## Given problem:
Repeat the data word for word. Do not include the pictures.

********************

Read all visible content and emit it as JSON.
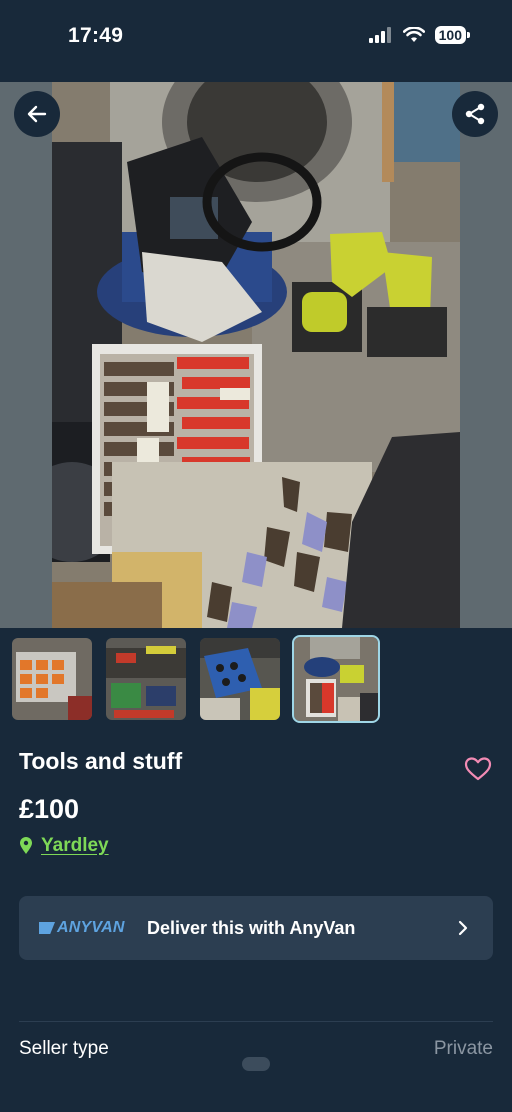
{
  "status_bar": {
    "time": "17:49",
    "battery": "100"
  },
  "listing": {
    "title": "Tools and stuff",
    "price": "£100",
    "location": "Yardley",
    "image_count": 4,
    "selected_image": 4
  },
  "delivery": {
    "brand": "ANYVAN",
    "label": "Deliver this with AnyVan"
  },
  "details": [
    {
      "label": "Seller type",
      "value": "Private"
    }
  ],
  "icons": {
    "back": "arrow-left-icon",
    "share": "share-icon",
    "favourite": "heart-icon",
    "location": "map-pin-icon",
    "chevron": "chevron-right-icon"
  },
  "colors": {
    "background": "#18293a",
    "card": "#2c3e51",
    "accent_green": "#7ed957",
    "heart_pink": "#f28bb4",
    "muted_text": "#8b96a2",
    "thumb_border": "#9fd6e6"
  }
}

********************

## Right answer:
Read all visible content and emit it as JSON.
{
  "status_bar": {
    "time": "17:49",
    "battery": "100"
  },
  "listing": {
    "title": "Tools and stuff",
    "price": "£100",
    "location": "Yardley",
    "image_count": 4,
    "selected_image": 4
  },
  "delivery": {
    "brand": "ANYVAN",
    "label": "Deliver this with AnyVan"
  },
  "details": [
    {
      "label": "Seller type",
      "value": "Private"
    }
  ],
  "icons": {
    "back": "arrow-left-icon",
    "share": "share-icon",
    "favourite": "heart-icon",
    "location": "map-pin-icon",
    "chevron": "chevron-right-icon"
  },
  "colors": {
    "background": "#18293a",
    "card": "#2c3e51",
    "accent_green": "#7ed957",
    "heart_pink": "#f28bb4",
    "muted_text": "#8b96a2",
    "thumb_border": "#9fd6e6"
  }
}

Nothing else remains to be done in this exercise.